* _Given task_:
Show each line from the listing that includes the word "меры".

══════════

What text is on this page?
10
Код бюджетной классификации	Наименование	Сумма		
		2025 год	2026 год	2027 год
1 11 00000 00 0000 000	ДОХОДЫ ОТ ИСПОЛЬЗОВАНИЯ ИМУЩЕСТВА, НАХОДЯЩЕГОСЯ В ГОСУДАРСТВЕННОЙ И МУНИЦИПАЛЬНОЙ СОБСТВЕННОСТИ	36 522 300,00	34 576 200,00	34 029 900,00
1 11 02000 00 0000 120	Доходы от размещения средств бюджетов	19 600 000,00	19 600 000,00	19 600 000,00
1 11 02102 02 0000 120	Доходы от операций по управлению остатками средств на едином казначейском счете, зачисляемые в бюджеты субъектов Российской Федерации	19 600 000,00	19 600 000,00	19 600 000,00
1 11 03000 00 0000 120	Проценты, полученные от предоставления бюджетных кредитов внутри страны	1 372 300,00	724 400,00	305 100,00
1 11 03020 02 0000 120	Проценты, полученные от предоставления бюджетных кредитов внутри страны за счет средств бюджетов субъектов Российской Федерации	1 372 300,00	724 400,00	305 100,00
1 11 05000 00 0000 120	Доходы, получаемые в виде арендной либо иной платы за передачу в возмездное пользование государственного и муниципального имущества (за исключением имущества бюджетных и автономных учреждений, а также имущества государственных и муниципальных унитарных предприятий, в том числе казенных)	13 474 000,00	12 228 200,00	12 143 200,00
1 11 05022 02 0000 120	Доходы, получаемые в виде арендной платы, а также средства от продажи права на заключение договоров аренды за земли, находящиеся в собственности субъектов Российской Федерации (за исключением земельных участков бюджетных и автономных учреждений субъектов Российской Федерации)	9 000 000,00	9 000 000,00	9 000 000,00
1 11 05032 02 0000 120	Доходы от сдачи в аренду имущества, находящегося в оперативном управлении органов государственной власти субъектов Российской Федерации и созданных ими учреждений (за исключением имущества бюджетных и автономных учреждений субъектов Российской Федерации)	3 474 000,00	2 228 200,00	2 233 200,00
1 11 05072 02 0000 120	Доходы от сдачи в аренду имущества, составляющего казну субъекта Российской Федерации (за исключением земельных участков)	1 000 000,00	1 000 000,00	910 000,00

══════════

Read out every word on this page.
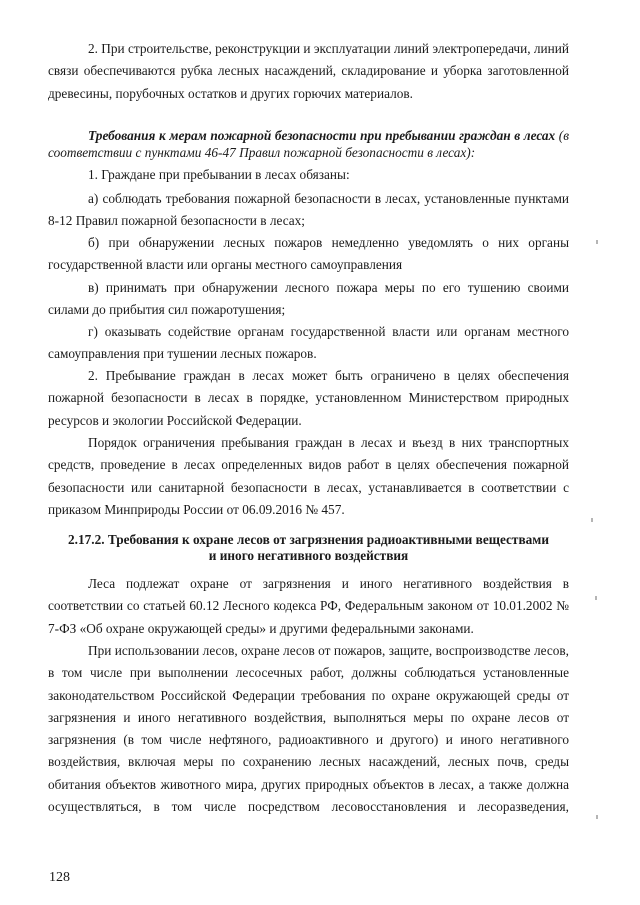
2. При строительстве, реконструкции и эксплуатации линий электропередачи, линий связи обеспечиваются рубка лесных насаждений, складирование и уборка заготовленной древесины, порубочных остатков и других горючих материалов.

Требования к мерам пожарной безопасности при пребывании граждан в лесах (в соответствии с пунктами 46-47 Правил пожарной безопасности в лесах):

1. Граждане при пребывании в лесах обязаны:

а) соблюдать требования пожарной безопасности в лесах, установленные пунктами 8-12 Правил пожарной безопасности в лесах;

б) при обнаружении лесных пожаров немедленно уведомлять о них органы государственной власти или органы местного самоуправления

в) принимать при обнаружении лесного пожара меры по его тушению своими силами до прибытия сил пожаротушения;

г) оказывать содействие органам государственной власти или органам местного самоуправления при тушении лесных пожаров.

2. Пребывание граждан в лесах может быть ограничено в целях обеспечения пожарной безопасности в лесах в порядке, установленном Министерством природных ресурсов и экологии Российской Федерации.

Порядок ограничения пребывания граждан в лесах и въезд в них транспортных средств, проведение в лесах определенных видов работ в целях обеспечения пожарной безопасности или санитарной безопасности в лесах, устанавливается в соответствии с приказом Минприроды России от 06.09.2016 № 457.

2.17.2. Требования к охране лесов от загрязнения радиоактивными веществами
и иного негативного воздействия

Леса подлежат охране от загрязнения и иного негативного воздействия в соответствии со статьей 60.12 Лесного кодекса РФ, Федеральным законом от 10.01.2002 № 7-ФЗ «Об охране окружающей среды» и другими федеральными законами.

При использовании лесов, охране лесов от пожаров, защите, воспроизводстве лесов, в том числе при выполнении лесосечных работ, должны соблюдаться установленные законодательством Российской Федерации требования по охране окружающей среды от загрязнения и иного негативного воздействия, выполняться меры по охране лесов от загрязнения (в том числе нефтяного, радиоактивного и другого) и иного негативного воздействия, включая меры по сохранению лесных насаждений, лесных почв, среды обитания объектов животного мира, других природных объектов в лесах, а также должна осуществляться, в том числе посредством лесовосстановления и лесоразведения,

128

══════════

* _Result for this task_:
в) принимать при обнаружении лесного пожара меры по его тушению своими силами до прибытия сил пожаротушения;
При использовании лесов, охране лесов от пожаров, защите, воспроизводстве лесов, в том числе при выполнении лесосечных работ, должны соблюдаться установленные законодательством Российской Федерации требования по охране окружающей среды от загрязнения и иного негативного воздействия, выполняться меры по охране лесов от загрязнения (в том числе нефтяного, радиоактивного и другого) и иного негативного воздействия, включая меры по сохранению лесных насаждений, лесных почв, среды обитания объектов животного мира, других природных объектов в лесах, а также должна осуществляться, в том числе посредством лесовосстановления и лесоразведения,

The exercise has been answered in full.